### Work to be completed
Reproduce the Energy Model patch text below verbatim, from start to finish.

### Source document

Some SoCs, such as the sd855 have OPPs within the same performance domain,
whose cost is higher than others with a higher frequency. Even though
those OPPs are interesting from a cooling perspective, it makes no sense
to use them when the device can run at full capacity. Those OPPs handicap
the performance domain, when choosing the most energy-efficient CPU and
are wasting energy. They are inefficient.

Hence, add support for such OPPs to the Energy Model. The table can now
be read skipping inefficient performance states (and by extension,
inefficient OPPs).

Signed-off-by: Vincent Donnefort <vincent.donnefort@arm.com>
Reviewed-by: Matthias Kaehlcke <mka@chromium.org>

diff --git a/include/linux/energy_model.h b/include/linux/energy_model.h
index 3f221dbf5f95..7ca4f9cc8baf 100644
--- a/include/linux/energy_model.h
+++ b/include/linux/energy_model.h
@@ -17,13 +17,25 @@
  *		device). It can be a total power: static and dynamic.

### Given entries
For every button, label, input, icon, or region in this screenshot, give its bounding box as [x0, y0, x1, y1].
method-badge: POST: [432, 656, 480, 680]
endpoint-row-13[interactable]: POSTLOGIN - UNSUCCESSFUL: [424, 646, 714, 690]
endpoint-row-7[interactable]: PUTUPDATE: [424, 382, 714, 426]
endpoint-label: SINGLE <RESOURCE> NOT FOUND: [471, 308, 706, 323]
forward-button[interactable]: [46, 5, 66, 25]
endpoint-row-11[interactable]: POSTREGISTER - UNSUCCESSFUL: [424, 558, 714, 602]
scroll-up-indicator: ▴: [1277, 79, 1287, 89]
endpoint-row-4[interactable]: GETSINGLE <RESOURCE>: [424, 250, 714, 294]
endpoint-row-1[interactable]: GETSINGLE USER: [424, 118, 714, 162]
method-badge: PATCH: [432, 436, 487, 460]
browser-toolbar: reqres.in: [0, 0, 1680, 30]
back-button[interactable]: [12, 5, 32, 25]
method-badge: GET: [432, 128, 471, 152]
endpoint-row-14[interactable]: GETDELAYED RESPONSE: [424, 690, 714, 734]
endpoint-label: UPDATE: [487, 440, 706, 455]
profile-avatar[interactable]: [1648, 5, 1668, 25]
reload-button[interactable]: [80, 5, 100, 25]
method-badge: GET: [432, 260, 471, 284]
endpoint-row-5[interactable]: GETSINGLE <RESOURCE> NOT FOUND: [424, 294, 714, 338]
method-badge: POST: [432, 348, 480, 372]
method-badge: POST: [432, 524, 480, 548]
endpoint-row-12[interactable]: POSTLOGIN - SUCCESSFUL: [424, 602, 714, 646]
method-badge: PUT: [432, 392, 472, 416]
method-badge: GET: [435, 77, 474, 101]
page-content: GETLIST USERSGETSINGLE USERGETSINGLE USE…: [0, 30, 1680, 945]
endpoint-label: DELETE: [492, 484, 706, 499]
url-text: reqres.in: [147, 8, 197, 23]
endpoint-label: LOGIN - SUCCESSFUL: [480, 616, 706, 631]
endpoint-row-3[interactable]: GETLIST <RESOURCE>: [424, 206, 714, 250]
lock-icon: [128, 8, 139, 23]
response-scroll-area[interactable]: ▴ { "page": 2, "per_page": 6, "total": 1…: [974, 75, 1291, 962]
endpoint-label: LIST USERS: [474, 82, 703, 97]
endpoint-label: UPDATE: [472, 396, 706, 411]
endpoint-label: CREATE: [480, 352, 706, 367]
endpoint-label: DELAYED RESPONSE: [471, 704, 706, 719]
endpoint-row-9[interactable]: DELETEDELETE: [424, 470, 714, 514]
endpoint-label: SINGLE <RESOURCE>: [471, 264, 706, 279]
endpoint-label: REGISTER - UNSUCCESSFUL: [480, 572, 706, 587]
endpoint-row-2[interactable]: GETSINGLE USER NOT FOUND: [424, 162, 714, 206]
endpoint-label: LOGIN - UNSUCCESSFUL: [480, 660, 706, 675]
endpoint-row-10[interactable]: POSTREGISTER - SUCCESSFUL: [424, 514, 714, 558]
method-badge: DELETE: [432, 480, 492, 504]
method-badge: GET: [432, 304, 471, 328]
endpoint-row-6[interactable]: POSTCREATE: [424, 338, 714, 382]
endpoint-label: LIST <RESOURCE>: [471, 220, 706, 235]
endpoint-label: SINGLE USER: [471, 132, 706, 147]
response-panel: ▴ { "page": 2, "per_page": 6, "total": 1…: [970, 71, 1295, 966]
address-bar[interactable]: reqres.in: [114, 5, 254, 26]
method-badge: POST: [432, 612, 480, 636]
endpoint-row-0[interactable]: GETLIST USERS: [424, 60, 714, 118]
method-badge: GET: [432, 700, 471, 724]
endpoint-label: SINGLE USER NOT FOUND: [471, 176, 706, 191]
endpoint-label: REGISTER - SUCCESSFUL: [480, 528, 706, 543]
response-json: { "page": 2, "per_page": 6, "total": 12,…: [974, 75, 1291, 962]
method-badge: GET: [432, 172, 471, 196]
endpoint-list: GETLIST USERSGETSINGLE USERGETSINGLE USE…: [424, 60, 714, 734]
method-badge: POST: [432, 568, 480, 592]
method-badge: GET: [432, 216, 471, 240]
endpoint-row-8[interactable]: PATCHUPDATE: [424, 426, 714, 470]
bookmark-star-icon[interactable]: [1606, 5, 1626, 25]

### Complete answer
Some SoCs, such as the sd855 have OPPs within the same performance domain,
whose cost is higher than others with a higher frequency. Even though
those OPPs are interesting from a cooling perspective, it makes no sense
to use them when the device can run at full capacity. Those OPPs handicap
the performance domain, when choosing the most energy-efficient CPU and
are wasting energy. They are inefficient.

Hence, add support for such OPPs to the Energy Model. The table can now
be read skipping inefficient performance states (and by extension,
inefficient OPPs).

Signed-off-by: Vincent Donnefort <vincent.donnefort@arm.com>
Reviewed-by: Matthias Kaehlcke <mka@chromium.org>

diff --git a/include/linux/energy_model.h b/include/linux/energy_model.h
index 3f221dbf5f95..7ca4f9cc8baf 100644
--- a/include/linux/energy_model.h
+++ b/include/linux/energy_model.h
@@ -17,13 +17,25 @@
  *		device). It can be a total power: static and dynamic.